▶ _DIRECTION_:
Would you repeat the listing exactly but omit every picture?

* Start *

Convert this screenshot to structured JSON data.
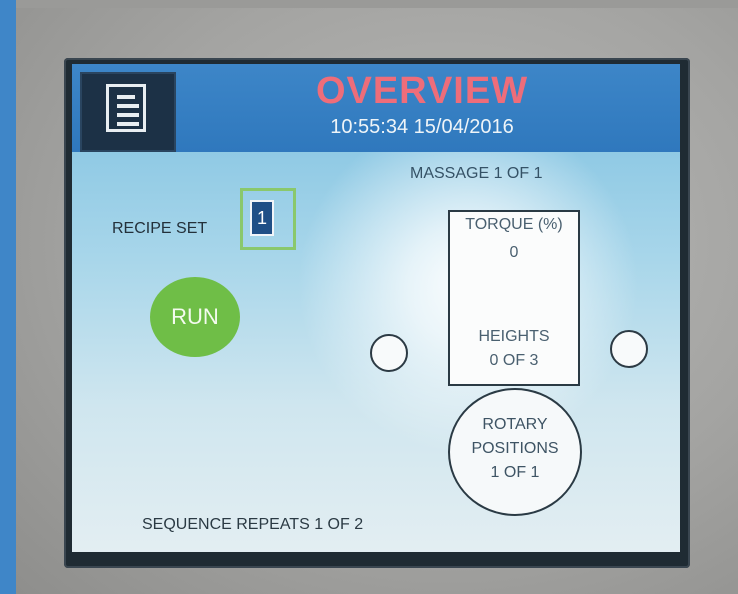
{
  "header": {
    "title": "OVERVIEW",
    "datetime": "10:55:34 15/04/2016",
    "menu_icon": "menu-list-icon"
  },
  "massage": "MASSAGE 1 OF 1",
  "recipe": {
    "label": "RECIPE SET",
    "value": "1"
  },
  "run_label": "RUN",
  "torque": {
    "label": "TORQUE (%)",
    "value": "0",
    "heights_label": "HEIGHTS",
    "heights_value": "0 OF 3"
  },
  "rotary": {
    "line1": "ROTARY",
    "line2": "POSITIONS",
    "line3": "1 OF 1"
  },
  "sequence": "SEQUENCE REPEATS 1 OF 2",
  "colors": {
    "header": "#3d86c8",
    "title": "#ee6d7a",
    "run": "#6fbe47",
    "recipe_border": "#8ac86c"
  }
}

* End *

▶ _TASK RESULT_:
Convert this screenshot to structured JSON data.
{
  "header": {
    "title": "OVERVIEW",
    "datetime": "10:55:34 15/04/2016",
    "menu_icon": "menu-list-icon"
  },
  "massage": "MASSAGE 1 OF 1",
  "recipe": {
    "label": "RECIPE SET",
    "value": "1"
  },
  "run_label": "RUN",
  "torque": {
    "label": "TORQUE (%)",
    "value": "0",
    "heights_label": "HEIGHTS",
    "heights_value": "0 OF 3"
  },
  "rotary": {
    "line1": "ROTARY",
    "line2": "POSITIONS",
    "line3": "1 OF 1"
  },
  "sequence": "SEQUENCE REPEATS 1 OF 2",
  "colors": {
    "header": "#3d86c8",
    "title": "#ee6d7a",
    "run": "#6fbe47",
    "recipe_border": "#8ac86c"
  }
}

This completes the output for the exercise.